**Exercise goal:** Your task is to reproduce the material exactly.

Dataset items:
^^^^

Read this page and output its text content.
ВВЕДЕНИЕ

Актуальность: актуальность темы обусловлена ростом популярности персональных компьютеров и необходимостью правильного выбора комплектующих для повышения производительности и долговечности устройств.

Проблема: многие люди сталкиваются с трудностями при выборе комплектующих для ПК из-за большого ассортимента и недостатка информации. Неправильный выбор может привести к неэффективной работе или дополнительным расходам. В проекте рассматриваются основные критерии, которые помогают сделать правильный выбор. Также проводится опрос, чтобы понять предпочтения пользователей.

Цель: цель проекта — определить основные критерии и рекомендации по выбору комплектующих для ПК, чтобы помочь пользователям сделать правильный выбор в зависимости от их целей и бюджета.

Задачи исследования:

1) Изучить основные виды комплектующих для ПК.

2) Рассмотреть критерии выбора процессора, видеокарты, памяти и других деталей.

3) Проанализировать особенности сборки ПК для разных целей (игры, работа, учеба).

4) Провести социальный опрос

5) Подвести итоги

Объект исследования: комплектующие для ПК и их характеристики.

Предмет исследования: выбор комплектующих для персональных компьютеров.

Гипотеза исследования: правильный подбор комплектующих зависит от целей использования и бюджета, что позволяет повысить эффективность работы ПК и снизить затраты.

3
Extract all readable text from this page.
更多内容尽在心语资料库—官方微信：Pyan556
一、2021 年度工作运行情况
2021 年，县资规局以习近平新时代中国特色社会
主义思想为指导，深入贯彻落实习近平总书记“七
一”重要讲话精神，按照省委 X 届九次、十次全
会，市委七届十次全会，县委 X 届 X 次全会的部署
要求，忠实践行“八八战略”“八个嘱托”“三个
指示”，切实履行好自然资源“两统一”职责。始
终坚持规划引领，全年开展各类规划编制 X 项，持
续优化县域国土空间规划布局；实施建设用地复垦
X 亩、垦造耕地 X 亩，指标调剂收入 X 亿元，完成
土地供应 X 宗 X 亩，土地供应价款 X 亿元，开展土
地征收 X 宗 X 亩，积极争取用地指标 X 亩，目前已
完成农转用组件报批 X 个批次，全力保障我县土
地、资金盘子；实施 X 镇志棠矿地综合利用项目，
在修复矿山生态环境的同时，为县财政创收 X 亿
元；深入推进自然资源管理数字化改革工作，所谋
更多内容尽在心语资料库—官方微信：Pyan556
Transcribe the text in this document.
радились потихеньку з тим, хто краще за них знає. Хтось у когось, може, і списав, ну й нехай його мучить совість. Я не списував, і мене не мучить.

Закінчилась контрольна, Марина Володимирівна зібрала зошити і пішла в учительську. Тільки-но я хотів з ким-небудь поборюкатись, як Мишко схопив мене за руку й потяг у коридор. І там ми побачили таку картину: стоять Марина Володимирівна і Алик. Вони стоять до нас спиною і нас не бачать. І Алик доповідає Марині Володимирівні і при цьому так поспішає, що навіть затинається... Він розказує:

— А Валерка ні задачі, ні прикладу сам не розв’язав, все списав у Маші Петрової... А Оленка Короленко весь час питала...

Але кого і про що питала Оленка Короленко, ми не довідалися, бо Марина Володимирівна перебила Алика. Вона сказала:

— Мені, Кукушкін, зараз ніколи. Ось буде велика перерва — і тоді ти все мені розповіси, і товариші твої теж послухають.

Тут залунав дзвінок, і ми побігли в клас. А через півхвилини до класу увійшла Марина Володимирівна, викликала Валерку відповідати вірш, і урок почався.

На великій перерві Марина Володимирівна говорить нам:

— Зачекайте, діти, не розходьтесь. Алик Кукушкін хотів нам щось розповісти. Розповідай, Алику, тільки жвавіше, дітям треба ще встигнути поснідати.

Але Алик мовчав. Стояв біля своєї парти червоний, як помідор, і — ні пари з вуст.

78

^^^^

**Solution to the problem:**
Read this page and output its text content.
ВВЕДЕНИЕ

Актуальность: актуальность темы обусловлена ростом популярности персональных компьютеров и необходимостью правильного выбора комплектующих для повышения производительности и долговечности устройств.

Проблема: многие люди сталкиваются с трудностями при выборе комплектующих для ПК из-за большого ассортимента и недостатка информации. Неправильный выбор может привести к неэффективной работе или дополнительным расходам. В проекте рассматриваются основные критерии, которые помогают сделать правильный выбор. Также проводится опрос, чтобы понять предпочтения пользователей.

Цель: цель проекта — определить основные критерии и рекомендации по выбору комплектующих для ПК, чтобы помочь пользователям сделать правильный выбор в зависимости от их целей и бюджета.

Задачи исследования:

1) Изучить основные виды комплектующих для ПК.

2) Рассмотреть критерии выбора процессора, видеокарты, памяти и других деталей.

3) Проанализировать особенности сборки ПК для разных целей (игры, работа, учеба).

4) Провести социальный опрос

5) Подвести итоги

Объект исследования: комплектующие для ПК и их характеристики.

Предмет исследования: выбор комплектующих для персональных компьютеров.

Гипотеза исследования: правильный подбор комплектующих зависит от целей использования и бюджета, что позволяет повысить эффективность работы ПК и снизить затраты.

3
Extract all readable text from this page.
更多内容尽在心语资料库—官方微信：Pyan556
一、2021 年度工作运行情况
2021 年，县资规局以习近平新时代中国特色社会
主义思想为指导，深入贯彻落实习近平总书记“七
一”重要讲话精神，按照省委 X 届九次、十次全
会，市委七届十次全会，县委 X 届 X 次全会的部署
要求，忠实践行“八八战略”“八个嘱托”“三个
指示”，切实履行好自然资源“两统一”职责。始
终坚持规划引领，全年开展各类规划编制 X 项，持
续优化县域国土空间规划布局；实施建设用地复垦
X 亩、垦造耕地 X 亩，指标调剂收入 X 亿元，完成
土地供应 X 宗 X 亩，土地供应价款 X 亿元，开展土
地征收 X 宗 X 亩，积极争取用地指标 X 亩，目前已
完成农转用组件报批 X 个批次，全力保障我县土
地、资金盘子；实施 X 镇志棠矿地综合利用项目，
在修复矿山生态环境的同时，为县财政创收 X 亿
元；深入推进自然资源管理数字化改革工作，所谋
更多内容尽在心语资料库—官方微信：Pyan556
Transcribe the text in this document.
радились потихеньку з тим, хто краще за них знає. Хтось у когось, може, і списав, ну й нехай його мучить совість. Я не списував, і мене не мучить.

Закінчилась контрольна, Марина Володимирівна зібрала зошити і пішла в учительську. Тільки-но я хотів з ким-небудь поборюкатись, як Мишко схопив мене за руку й потяг у коридор. І там ми побачили таку картину: стоять Марина Володимирівна і Алик. Вони стоять до нас спиною і нас не бачать. І Алик доповідає Марині Володимирівні і при цьому так поспішає, що навіть затинається... Він розказує:

— А Валерка ні задачі, ні прикладу сам не розв’язав, все списав у Маші Петрової... А Оленка Короленко весь час питала...

Але кого і про що питала Оленка Короленко, ми не довідалися, бо Марина Володимирівна перебила Алика. Вона сказала:

— Мені, Кукушкін, зараз ніколи. Ось буде велика перерва — і тоді ти все мені розповіси, і товариші твої теж послухають.

Тут залунав дзвінок, і ми побігли в клас. А через півхвилини до класу увійшла Марина Володимирівна, викликала Валерку відповідати вірш, і урок почався.

На великій перерві Марина Володимирівна говорить нам:

— Зачекайте, діти, не розходьтесь. Алик Кукушкін хотів нам щось розповісти. Розповідай, Алику, тільки жвавіше, дітям треба ще встигнути поснідати.

Але Алик мовчав. Стояв біля своєї парти червоний, як помідор, і — ні пари з вуст.

78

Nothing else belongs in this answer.